INSTRUCTIONS TO FOLLOW »
All of the material below is to be restated word for word, apart from the pictures.

[Dataset rows]
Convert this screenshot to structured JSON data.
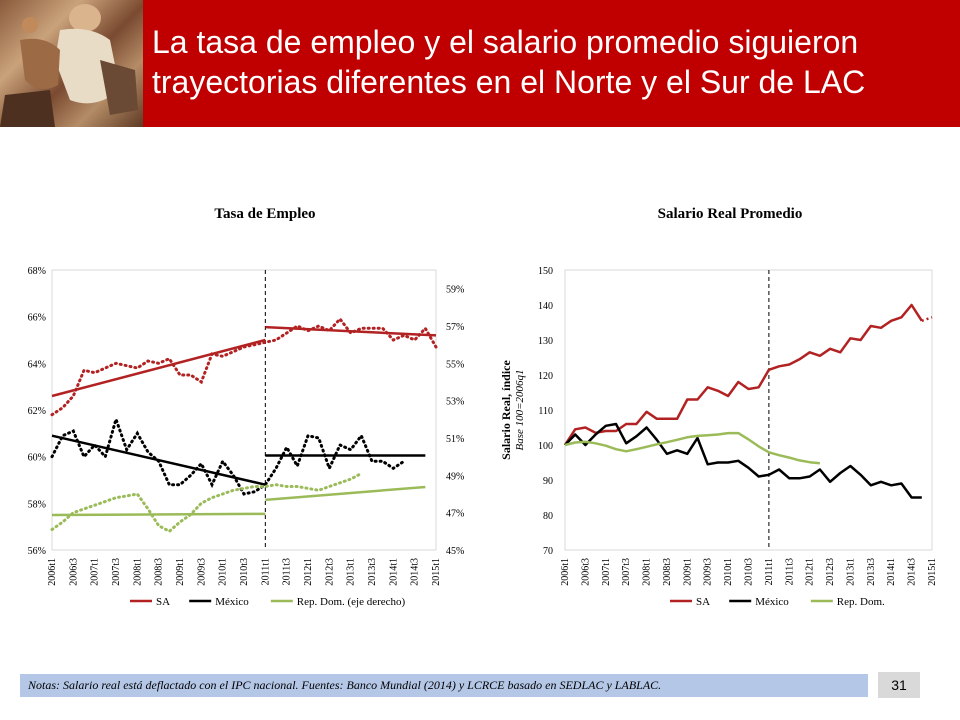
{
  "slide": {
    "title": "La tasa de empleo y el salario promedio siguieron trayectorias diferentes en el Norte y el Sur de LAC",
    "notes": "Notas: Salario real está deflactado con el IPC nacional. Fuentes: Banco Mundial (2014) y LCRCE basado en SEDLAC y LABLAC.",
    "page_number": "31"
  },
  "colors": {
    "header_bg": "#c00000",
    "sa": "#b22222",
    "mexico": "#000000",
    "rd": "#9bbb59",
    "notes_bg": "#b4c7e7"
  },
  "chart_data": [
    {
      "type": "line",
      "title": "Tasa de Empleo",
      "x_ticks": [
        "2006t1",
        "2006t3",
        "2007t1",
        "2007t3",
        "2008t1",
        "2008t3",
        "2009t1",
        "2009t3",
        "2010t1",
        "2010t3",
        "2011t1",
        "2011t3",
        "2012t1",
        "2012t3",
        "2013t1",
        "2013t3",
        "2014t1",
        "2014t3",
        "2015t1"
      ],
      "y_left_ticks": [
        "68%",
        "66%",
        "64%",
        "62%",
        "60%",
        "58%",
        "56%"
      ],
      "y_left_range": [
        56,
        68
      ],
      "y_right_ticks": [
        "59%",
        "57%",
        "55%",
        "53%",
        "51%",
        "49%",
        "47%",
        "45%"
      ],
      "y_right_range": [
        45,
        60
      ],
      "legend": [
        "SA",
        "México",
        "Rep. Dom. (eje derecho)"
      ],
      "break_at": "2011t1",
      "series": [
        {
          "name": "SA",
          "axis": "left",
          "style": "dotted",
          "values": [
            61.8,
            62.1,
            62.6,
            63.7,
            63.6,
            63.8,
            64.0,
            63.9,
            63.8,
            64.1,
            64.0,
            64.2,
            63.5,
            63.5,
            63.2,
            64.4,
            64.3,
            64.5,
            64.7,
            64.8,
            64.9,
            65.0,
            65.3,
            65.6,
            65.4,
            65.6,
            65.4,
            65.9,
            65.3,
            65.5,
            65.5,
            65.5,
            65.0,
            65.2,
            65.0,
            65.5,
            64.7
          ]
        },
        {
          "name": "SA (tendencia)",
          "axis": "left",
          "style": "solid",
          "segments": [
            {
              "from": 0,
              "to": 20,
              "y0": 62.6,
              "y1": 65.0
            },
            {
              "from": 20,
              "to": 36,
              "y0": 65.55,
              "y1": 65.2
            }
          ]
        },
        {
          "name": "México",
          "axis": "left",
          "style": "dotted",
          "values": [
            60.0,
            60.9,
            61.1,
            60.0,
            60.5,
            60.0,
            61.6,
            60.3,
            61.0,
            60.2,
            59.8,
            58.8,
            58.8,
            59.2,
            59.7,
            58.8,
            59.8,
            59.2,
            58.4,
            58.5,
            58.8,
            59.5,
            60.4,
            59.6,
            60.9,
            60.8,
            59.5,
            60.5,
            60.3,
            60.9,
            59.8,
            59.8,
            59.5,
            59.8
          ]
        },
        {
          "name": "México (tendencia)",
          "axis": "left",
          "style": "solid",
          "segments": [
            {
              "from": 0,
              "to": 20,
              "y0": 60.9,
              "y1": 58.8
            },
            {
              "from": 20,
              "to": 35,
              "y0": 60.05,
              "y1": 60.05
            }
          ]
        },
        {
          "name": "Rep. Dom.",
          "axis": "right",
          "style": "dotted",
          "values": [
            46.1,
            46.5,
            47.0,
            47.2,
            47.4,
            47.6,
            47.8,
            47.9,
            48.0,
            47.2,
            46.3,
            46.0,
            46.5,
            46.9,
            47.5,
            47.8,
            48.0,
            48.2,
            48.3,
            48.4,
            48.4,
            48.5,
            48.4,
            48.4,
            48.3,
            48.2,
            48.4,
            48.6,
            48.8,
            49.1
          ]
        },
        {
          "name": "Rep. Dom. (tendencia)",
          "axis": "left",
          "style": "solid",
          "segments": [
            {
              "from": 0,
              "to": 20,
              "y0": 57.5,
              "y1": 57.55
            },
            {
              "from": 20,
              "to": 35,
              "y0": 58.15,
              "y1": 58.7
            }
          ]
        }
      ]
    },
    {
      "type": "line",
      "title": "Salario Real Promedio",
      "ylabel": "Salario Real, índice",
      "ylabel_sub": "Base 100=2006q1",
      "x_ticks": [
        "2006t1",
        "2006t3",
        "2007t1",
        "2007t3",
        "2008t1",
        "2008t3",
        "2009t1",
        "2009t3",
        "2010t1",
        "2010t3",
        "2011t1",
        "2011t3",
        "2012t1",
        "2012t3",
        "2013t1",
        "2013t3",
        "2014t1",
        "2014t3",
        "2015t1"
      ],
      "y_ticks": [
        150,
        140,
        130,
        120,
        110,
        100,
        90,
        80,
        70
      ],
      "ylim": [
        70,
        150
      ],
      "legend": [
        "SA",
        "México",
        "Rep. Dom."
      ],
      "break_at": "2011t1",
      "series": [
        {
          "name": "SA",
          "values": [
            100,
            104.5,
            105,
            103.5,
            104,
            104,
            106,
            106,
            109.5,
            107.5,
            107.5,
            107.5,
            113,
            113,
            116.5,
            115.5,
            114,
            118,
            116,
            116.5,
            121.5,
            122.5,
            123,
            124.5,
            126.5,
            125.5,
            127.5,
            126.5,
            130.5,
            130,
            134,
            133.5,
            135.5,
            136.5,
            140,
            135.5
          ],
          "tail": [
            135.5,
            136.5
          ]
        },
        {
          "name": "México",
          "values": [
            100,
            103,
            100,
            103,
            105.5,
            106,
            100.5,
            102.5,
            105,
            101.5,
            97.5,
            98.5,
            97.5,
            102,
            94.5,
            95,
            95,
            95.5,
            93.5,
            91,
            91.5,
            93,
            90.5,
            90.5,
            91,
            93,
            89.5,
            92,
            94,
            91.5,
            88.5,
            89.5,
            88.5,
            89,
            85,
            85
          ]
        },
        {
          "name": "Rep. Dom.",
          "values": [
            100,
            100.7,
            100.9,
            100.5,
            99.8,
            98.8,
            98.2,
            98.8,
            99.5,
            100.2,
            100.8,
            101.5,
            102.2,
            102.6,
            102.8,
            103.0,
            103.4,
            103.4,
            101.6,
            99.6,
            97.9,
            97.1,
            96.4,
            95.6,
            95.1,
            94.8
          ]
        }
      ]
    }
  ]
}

COMPLETE ANSWER »
Convert this screenshot to structured JSON data.
{
  "slide": {
    "title": "La tasa de empleo y el salario promedio siguieron trayectorias diferentes en el Norte y el Sur de LAC",
    "notes": "Notas: Salario real está deflactado con el IPC nacional. Fuentes: Banco Mundial (2014) y LCRCE basado en SEDLAC y LABLAC.",
    "page_number": "31"
  },
  "colors": {
    "header_bg": "#c00000",
    "sa": "#b22222",
    "mexico": "#000000",
    "rd": "#9bbb59",
    "notes_bg": "#b4c7e7"
  },
  "chart_data": [
    {
      "type": "line",
      "title": "Tasa de Empleo",
      "x_ticks": [
        "2006t1",
        "2006t3",
        "2007t1",
        "2007t3",
        "2008t1",
        "2008t3",
        "2009t1",
        "2009t3",
        "2010t1",
        "2010t3",
        "2011t1",
        "2011t3",
        "2012t1",
        "2012t3",
        "2013t1",
        "2013t3",
        "2014t1",
        "2014t3",
        "2015t1"
      ],
      "y_left_ticks": [
        "68%",
        "66%",
        "64%",
        "62%",
        "60%",
        "58%",
        "56%"
      ],
      "y_left_range": [
        56,
        68
      ],
      "y_right_ticks": [
        "59%",
        "57%",
        "55%",
        "53%",
        "51%",
        "49%",
        "47%",
        "45%"
      ],
      "y_right_range": [
        45,
        60
      ],
      "legend": [
        "SA",
        "México",
        "Rep. Dom. (eje derecho)"
      ],
      "break_at": "2011t1",
      "series": [
        {
          "name": "SA",
          "axis": "left",
          "style": "dotted",
          "values": [
            61.8,
            62.1,
            62.6,
            63.7,
            63.6,
            63.8,
            64.0,
            63.9,
            63.8,
            64.1,
            64.0,
            64.2,
            63.5,
            63.5,
            63.2,
            64.4,
            64.3,
            64.5,
            64.7,
            64.8,
            64.9,
            65.0,
            65.3,
            65.6,
            65.4,
            65.6,
            65.4,
            65.9,
            65.3,
            65.5,
            65.5,
            65.5,
            65.0,
            65.2,
            65.0,
            65.5,
            64.7
          ]
        },
        {
          "name": "SA (tendencia)",
          "axis": "left",
          "style": "solid",
          "segments": [
            {
              "from": 0,
              "to": 20,
              "y0": 62.6,
              "y1": 65.0
            },
            {
              "from": 20,
              "to": 36,
              "y0": 65.55,
              "y1": 65.2
            }
          ]
        },
        {
          "name": "México",
          "axis": "left",
          "style": "dotted",
          "values": [
            60.0,
            60.9,
            61.1,
            60.0,
            60.5,
            60.0,
            61.6,
            60.3,
            61.0,
            60.2,
            59.8,
            58.8,
            58.8,
            59.2,
            59.7,
            58.8,
            59.8,
            59.2,
            58.4,
            58.5,
            58.8,
            59.5,
            60.4,
            59.6,
            60.9,
            60.8,
            59.5,
            60.5,
            60.3,
            60.9,
            59.8,
            59.8,
            59.5,
            59.8
          ]
        },
        {
          "name": "México (tendencia)",
          "axis": "left",
          "style": "solid",
          "segments": [
            {
              "from": 0,
              "to": 20,
              "y0": 60.9,
              "y1": 58.8
            },
            {
              "from": 20,
              "to": 35,
              "y0": 60.05,
              "y1": 60.05
            }
          ]
        },
        {
          "name": "Rep. Dom.",
          "axis": "right",
          "style": "dotted",
          "values": [
            46.1,
            46.5,
            47.0,
            47.2,
            47.4,
            47.6,
            47.8,
            47.9,
            48.0,
            47.2,
            46.3,
            46.0,
            46.5,
            46.9,
            47.5,
            47.8,
            48.0,
            48.2,
            48.3,
            48.4,
            48.4,
            48.5,
            48.4,
            48.4,
            48.3,
            48.2,
            48.4,
            48.6,
            48.8,
            49.1
          ]
        },
        {
          "name": "Rep. Dom. (tendencia)",
          "axis": "left",
          "style": "solid",
          "segments": [
            {
              "from": 0,
              "to": 20,
              "y0": 57.5,
              "y1": 57.55
            },
            {
              "from": 20,
              "to": 35,
              "y0": 58.15,
              "y1": 58.7
            }
          ]
        }
      ]
    },
    {
      "type": "line",
      "title": "Salario Real Promedio",
      "ylabel": "Salario Real, índice",
      "ylabel_sub": "Base 100=2006q1",
      "x_ticks": [
        "2006t1",
        "2006t3",
        "2007t1",
        "2007t3",
        "2008t1",
        "2008t3",
        "2009t1",
        "2009t3",
        "2010t1",
        "2010t3",
        "2011t1",
        "2011t3",
        "2012t1",
        "2012t3",
        "2013t1",
        "2013t3",
        "2014t1",
        "2014t3",
        "2015t1"
      ],
      "y_ticks": [
        150,
        140,
        130,
        120,
        110,
        100,
        90,
        80,
        70
      ],
      "ylim": [
        70,
        150
      ],
      "legend": [
        "SA",
        "México",
        "Rep. Dom."
      ],
      "break_at": "2011t1",
      "series": [
        {
          "name": "SA",
          "values": [
            100,
            104.5,
            105,
            103.5,
            104,
            104,
            106,
            106,
            109.5,
            107.5,
            107.5,
            107.5,
            113,
            113,
            116.5,
            115.5,
            114,
            118,
            116,
            116.5,
            121.5,
            122.5,
            123,
            124.5,
            126.5,
            125.5,
            127.5,
            126.5,
            130.5,
            130,
            134,
            133.5,
            135.5,
            136.5,
            140,
            135.5
          ],
          "tail": [
            135.5,
            136.5
          ]
        },
        {
          "name": "México",
          "values": [
            100,
            103,
            100,
            103,
            105.5,
            106,
            100.5,
            102.5,
            105,
            101.5,
            97.5,
            98.5,
            97.5,
            102,
            94.5,
            95,
            95,
            95.5,
            93.5,
            91,
            91.5,
            93,
            90.5,
            90.5,
            91,
            93,
            89.5,
            92,
            94,
            91.5,
            88.5,
            89.5,
            88.5,
            89,
            85,
            85
          ]
        },
        {
          "name": "Rep. Dom.",
          "values": [
            100,
            100.7,
            100.9,
            100.5,
            99.8,
            98.8,
            98.2,
            98.8,
            99.5,
            100.2,
            100.8,
            101.5,
            102.2,
            102.6,
            102.8,
            103.0,
            103.4,
            103.4,
            101.6,
            99.6,
            97.9,
            97.1,
            96.4,
            95.6,
            95.1,
            94.8
          ]
        }
      ]
    }
  ]
}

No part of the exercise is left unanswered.